» **Information provided**
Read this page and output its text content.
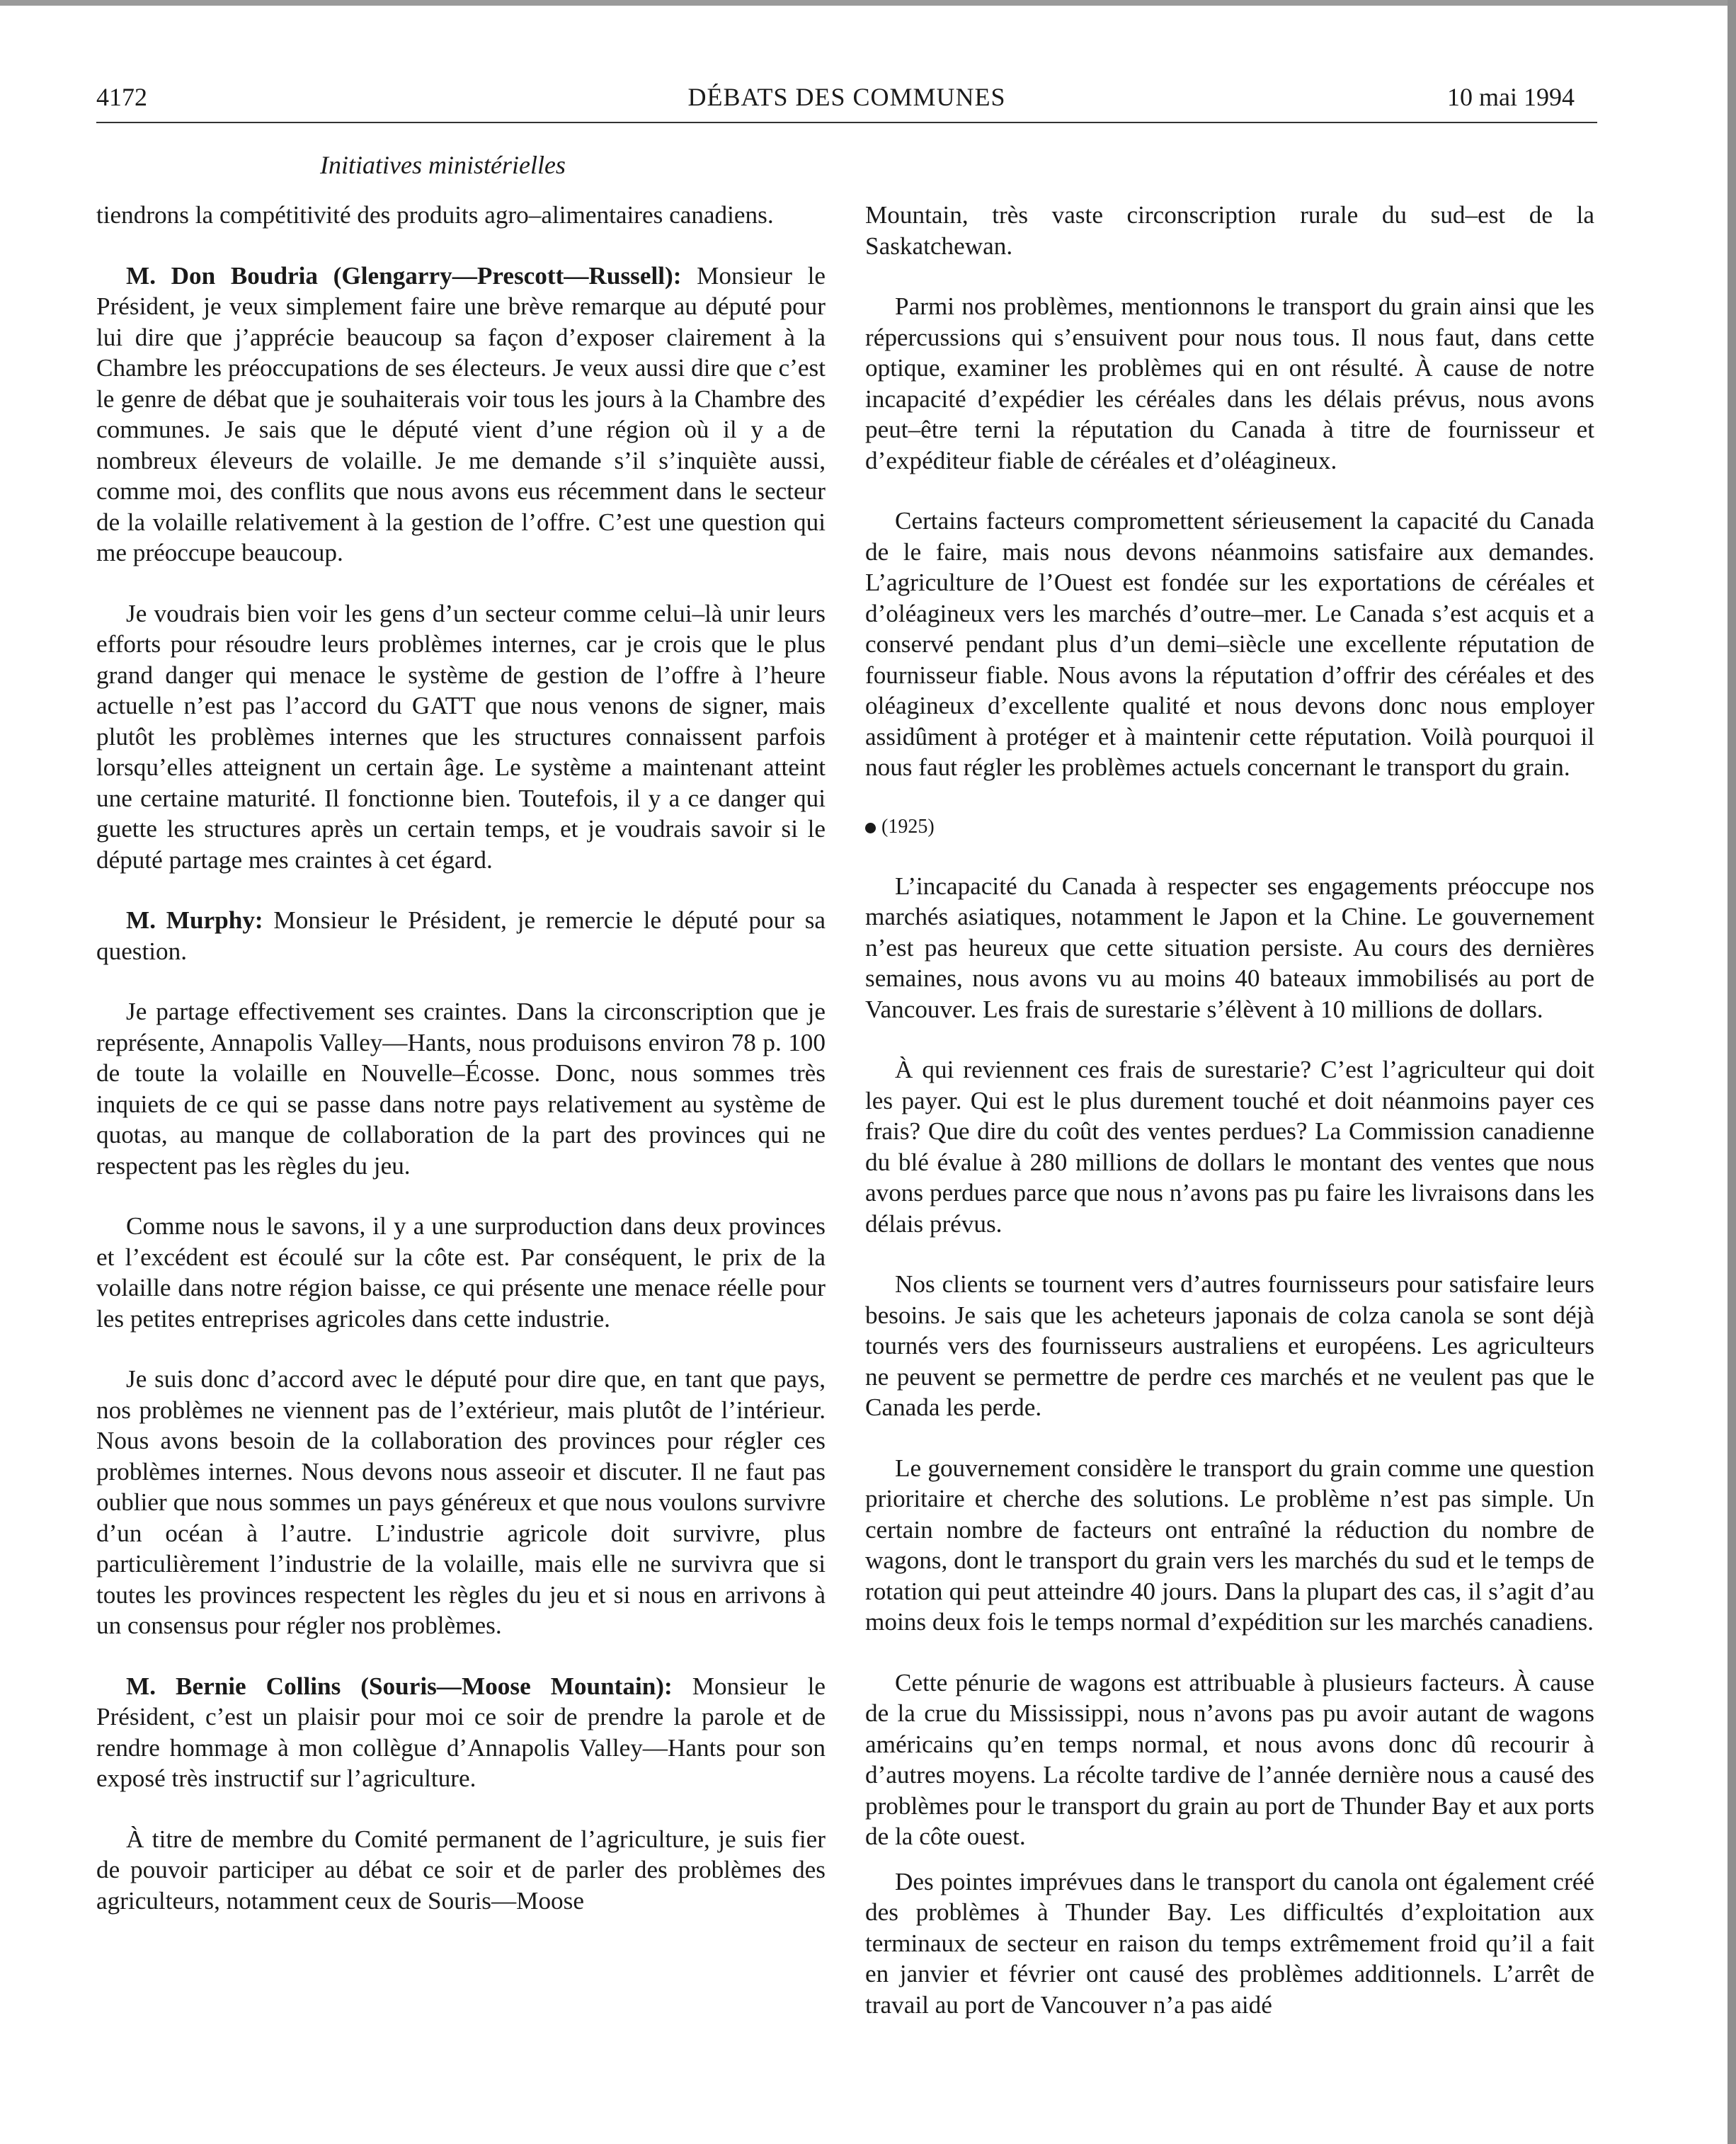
4172	DÉBATS DES COMMUNES	10 mai 1994
Initiatives ministérielles

tiendrons la compétitivité des produits agro–alimentaires canadiens.

M. Don Boudria (Glengarry—Prescott—Russell): Monsieur le Président, je veux simplement faire une brève remarque au député pour lui dire que j’apprécie beaucoup sa façon d’exposer clairement à la Chambre les préoccupations de ses électeurs. Je veux aussi dire que c’est le genre de débat que je souhaiterais voir tous les jours à la Chambre des communes. Je sais que le député vient d’une région où il y a de nombreux éleveurs de volaille. Je me demande s’il s’inquiète aussi, comme moi, des conflits que nous avons eus récemment dans le secteur de la volaille relativement à la gestion de l’offre. C’est une question qui me préoccupe beaucoup.

Je voudrais bien voir les gens d’un secteur comme celui–là unir leurs efforts pour résoudre leurs problèmes internes, car je crois que le plus grand danger qui menace le système de gestion de l’offre à l’heure actuelle n’est pas l’accord du GATT que nous venons de signer, mais plutôt les problèmes internes que les structures connaissent parfois lorsqu’elles atteignent un certain âge. Le système a maintenant atteint une certaine maturité. Il fonctionne bien. Toutefois, il y a ce danger qui guette les structures après un certain temps, et je voudrais savoir si le député partage mes craintes à cet égard.

M. Murphy: Monsieur le Président, je remercie le député pour sa question.

Je partage effectivement ses craintes. Dans la circonscription que je représente, Annapolis Valley—Hants, nous produisons environ 78 p. 100 de toute la volaille en Nouvelle–Écosse. Donc, nous sommes très inquiets de ce qui se passe dans notre pays relativement au système de quotas, au manque de collaboration de la part des provinces qui ne respectent pas les règles du jeu.

Comme nous le savons, il y a une surproduction dans deux provinces et l’excédent est écoulé sur la côte est. Par conséquent, le prix de la volaille dans notre région baisse, ce qui présente une menace réelle pour les petites entreprises agricoles dans cette industrie.

Je suis donc d’accord avec le député pour dire que, en tant que pays, nos problèmes ne viennent pas de l’extérieur, mais plutôt de l’intérieur. Nous avons besoin de la collaboration des provinces pour régler ces problèmes internes. Nous devons nous asseoir et discuter. Il ne faut pas oublier que nous sommes un pays généreux et que nous voulons survivre d’un océan à l’autre. L’industrie agricole doit survivre, plus particulièrement l’industrie de la volaille, mais elle ne survivra que si toutes les provinces respectent les règles du jeu et si nous en arrivons à un consensus pour régler nos problèmes.

M. Bernie Collins (Souris—Moose Mountain): Monsieur le Président, c’est un plaisir pour moi ce soir de prendre la parole et de rendre hommage à mon collègue d’Annapolis Valley—Hants pour son exposé très instructif sur l’agriculture.

À titre de membre du Comité permanent de l’agriculture, je suis fier de pouvoir participer au débat ce soir et de parler des problèmes des agriculteurs, notamment ceux de Souris—Moose

Mountain, très vaste circonscription rurale du sud–est de la Saskatchewan.

Parmi nos problèmes, mentionnons le transport du grain ainsi que les répercussions qui s’ensuivent pour nous tous. Il nous faut, dans cette optique, examiner les problèmes qui en ont résulté. À cause de notre incapacité d’expédier les céréales dans les délais prévus, nous avons peut–être terni la réputation du Canada à titre de fournisseur et d’expéditeur fiable de céréales et d’oléagineux.

Certains facteurs compromettent sérieusement la capacité du Canada de le faire, mais nous devons néanmoins satisfaire aux demandes. L’agriculture de l’Ouest est fondée sur les exportations de céréales et d’oléagineux vers les marchés d’outre–mer. Le Canada s’est acquis et a conservé pendant plus d’un demi–siècle une excellente réputation de fournisseur fiable. Nous avons la réputation d’offrir des céréales et des oléagineux d’excellente qualité et nous devons donc nous employer assidûment à protéger et à maintenir cette réputation. Voilà pourquoi il nous faut régler les problèmes actuels concernant le transport du grain.

(1925)

L’incapacité du Canada à respecter ses engagements préoccupe nos marchés asiatiques, notamment le Japon et la Chine. Le gouvernement n’est pas heureux que cette situation persiste. Au cours des dernières semaines, nous avons vu au moins 40 bateaux immobilisés au port de Vancouver. Les frais de surestarie s’élèvent à 10 millions de dollars.

À qui reviennent ces frais de surestarie? C’est l’agriculteur qui doit les payer. Qui est le plus durement touché et doit néanmoins payer ces frais? Que dire du coût des ventes perdues? La Commission canadienne du blé évalue à 280 millions de dollars le montant des ventes que nous avons perdues parce que nous n’avons pas pu faire les livraisons dans les délais prévus.

Nos clients se tournent vers d’autres fournisseurs pour satisfaire leurs besoins. Je sais que les acheteurs japonais de colza canola se sont déjà tournés vers des fournisseurs australiens et européens. Les agriculteurs ne peuvent se permettre de perdre ces marchés et ne veulent pas que le Canada les perde.

Le gouvernement considère le transport du grain comme une question prioritaire et cherche des solutions. Le problème n’est pas simple. Un certain nombre de facteurs ont entraîné la réduction du nombre de wagons, dont le transport du grain vers les marchés du sud et le temps de rotation qui peut atteindre 40 jours. Dans la plupart des cas, il s’agit d’au moins deux fois le temps normal d’expédition sur les marchés canadiens.

Cette pénurie de wagons est attribuable à plusieurs facteurs. À cause de la crue du Mississippi, nous n’avons pas pu avoir autant de wagons américains qu’en temps normal, et nous avons donc dû recourir à d’autres moyens. La récolte tardive de l’année dernière nous a causé des problèmes pour le transport du grain au port de Thunder Bay et aux ports de la côte ouest.

Des pointes imprévues dans le transport du canola ont également créé des problèmes à Thunder Bay. Les difficultés d’exploitation aux terminaux de secteur en raison du temps extrêmement froid qu’il a fait en janvier et février ont causé des problèmes additionnels. L’arrêt de travail au port de Vancouver n’a pas aidé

» **Written task**
All records above are to be printed exactly, minus the pictures they contain.

» **Written reply**
Read this page and output its text content.
4172	DÉBATS DES COMMUNES	10 mai 1994
Initiatives ministérielles

tiendrons la compétitivité des produits agro–alimentaires canadiens.

M. Don Boudria (Glengarry—Prescott—Russell): Monsieur le Président, je veux simplement faire une brève remarque au député pour lui dire que j’apprécie beaucoup sa façon d’exposer clairement à la Chambre les préoccupations de ses électeurs. Je veux aussi dire que c’est le genre de débat que je souhaiterais voir tous les jours à la Chambre des communes. Je sais que le député vient d’une région où il y a de nombreux éleveurs de volaille. Je me demande s’il s’inquiète aussi, comme moi, des conflits que nous avons eus récemment dans le secteur de la volaille relativement à la gestion de l’offre. C’est une question qui me préoccupe beaucoup.

Je voudrais bien voir les gens d’un secteur comme celui–là unir leurs efforts pour résoudre leurs problèmes internes, car je crois que le plus grand danger qui menace le système de gestion de l’offre à l’heure actuelle n’est pas l’accord du GATT que nous venons de signer, mais plutôt les problèmes internes que les structures connaissent parfois lorsqu’elles atteignent un certain âge. Le système a maintenant atteint une certaine maturité. Il fonctionne bien. Toutefois, il y a ce danger qui guette les structures après un certain temps, et je voudrais savoir si le député partage mes craintes à cet égard.

M. Murphy: Monsieur le Président, je remercie le député pour sa question.

Je partage effectivement ses craintes. Dans la circonscription que je représente, Annapolis Valley—Hants, nous produisons environ 78 p. 100 de toute la volaille en Nouvelle–Écosse. Donc, nous sommes très inquiets de ce qui se passe dans notre pays relativement au système de quotas, au manque de collaboration de la part des provinces qui ne respectent pas les règles du jeu.

Comme nous le savons, il y a une surproduction dans deux provinces et l’excédent est écoulé sur la côte est. Par conséquent, le prix de la volaille dans notre région baisse, ce qui présente une menace réelle pour les petites entreprises agricoles dans cette industrie.

Je suis donc d’accord avec le député pour dire que, en tant que pays, nos problèmes ne viennent pas de l’extérieur, mais plutôt de l’intérieur. Nous avons besoin de la collaboration des provinces pour régler ces problèmes internes. Nous devons nous asseoir et discuter. Il ne faut pas oublier que nous sommes un pays généreux et que nous voulons survivre d’un océan à l’autre. L’industrie agricole doit survivre, plus particulièrement l’industrie de la volaille, mais elle ne survivra que si toutes les provinces respectent les règles du jeu et si nous en arrivons à un consensus pour régler nos problèmes.

M. Bernie Collins (Souris—Moose Mountain): Monsieur le Président, c’est un plaisir pour moi ce soir de prendre la parole et de rendre hommage à mon collègue d’Annapolis Valley—Hants pour son exposé très instructif sur l’agriculture.

À titre de membre du Comité permanent de l’agriculture, je suis fier de pouvoir participer au débat ce soir et de parler des problèmes des agriculteurs, notamment ceux de Souris—Moose

Mountain, très vaste circonscription rurale du sud–est de la Saskatchewan.

Parmi nos problèmes, mentionnons le transport du grain ainsi que les répercussions qui s’ensuivent pour nous tous. Il nous faut, dans cette optique, examiner les problèmes qui en ont résulté. À cause de notre incapacité d’expédier les céréales dans les délais prévus, nous avons peut–être terni la réputation du Canada à titre de fournisseur et d’expéditeur fiable de céréales et d’oléagineux.

Certains facteurs compromettent sérieusement la capacité du Canada de le faire, mais nous devons néanmoins satisfaire aux demandes. L’agriculture de l’Ouest est fondée sur les exportations de céréales et d’oléagineux vers les marchés d’outre–mer. Le Canada s’est acquis et a conservé pendant plus d’un demi–siècle une excellente réputation de fournisseur fiable. Nous avons la réputation d’offrir des céréales et des oléagineux d’excellente qualité et nous devons donc nous employer assidûment à protéger et à maintenir cette réputation. Voilà pourquoi il nous faut régler les problèmes actuels concernant le transport du grain.

(1925)

L’incapacité du Canada à respecter ses engagements préoccupe nos marchés asiatiques, notamment le Japon et la Chine. Le gouvernement n’est pas heureux que cette situation persiste. Au cours des dernières semaines, nous avons vu au moins 40 bateaux immobilisés au port de Vancouver. Les frais de surestarie s’élèvent à 10 millions de dollars.

À qui reviennent ces frais de surestarie? C’est l’agriculteur qui doit les payer. Qui est le plus durement touché et doit néanmoins payer ces frais? Que dire du coût des ventes perdues? La Commission canadienne du blé évalue à 280 millions de dollars le montant des ventes que nous avons perdues parce que nous n’avons pas pu faire les livraisons dans les délais prévus.

Nos clients se tournent vers d’autres fournisseurs pour satisfaire leurs besoins. Je sais que les acheteurs japonais de colza canola se sont déjà tournés vers des fournisseurs australiens et européens. Les agriculteurs ne peuvent se permettre de perdre ces marchés et ne veulent pas que le Canada les perde.

Le gouvernement considère le transport du grain comme une question prioritaire et cherche des solutions. Le problème n’est pas simple. Un certain nombre de facteurs ont entraîné la réduction du nombre de wagons, dont le transport du grain vers les marchés du sud et le temps de rotation qui peut atteindre 40 jours. Dans la plupart des cas, il s’agit d’au moins deux fois le temps normal d’expédition sur les marchés canadiens.

Cette pénurie de wagons est attribuable à plusieurs facteurs. À cause de la crue du Mississippi, nous n’avons pas pu avoir autant de wagons américains qu’en temps normal, et nous avons donc dû recourir à d’autres moyens. La récolte tardive de l’année dernière nous a causé des problèmes pour le transport du grain au port de Thunder Bay et aux ports de la côte ouest.

Des pointes imprévues dans le transport du canola ont également créé des problèmes à Thunder Bay. Les difficultés d’exploitation aux terminaux de secteur en raison du temps extrêmement froid qu’il a fait en janvier et février ont causé des problèmes additionnels. L’arrêt de travail au port de Vancouver n’a pas aidé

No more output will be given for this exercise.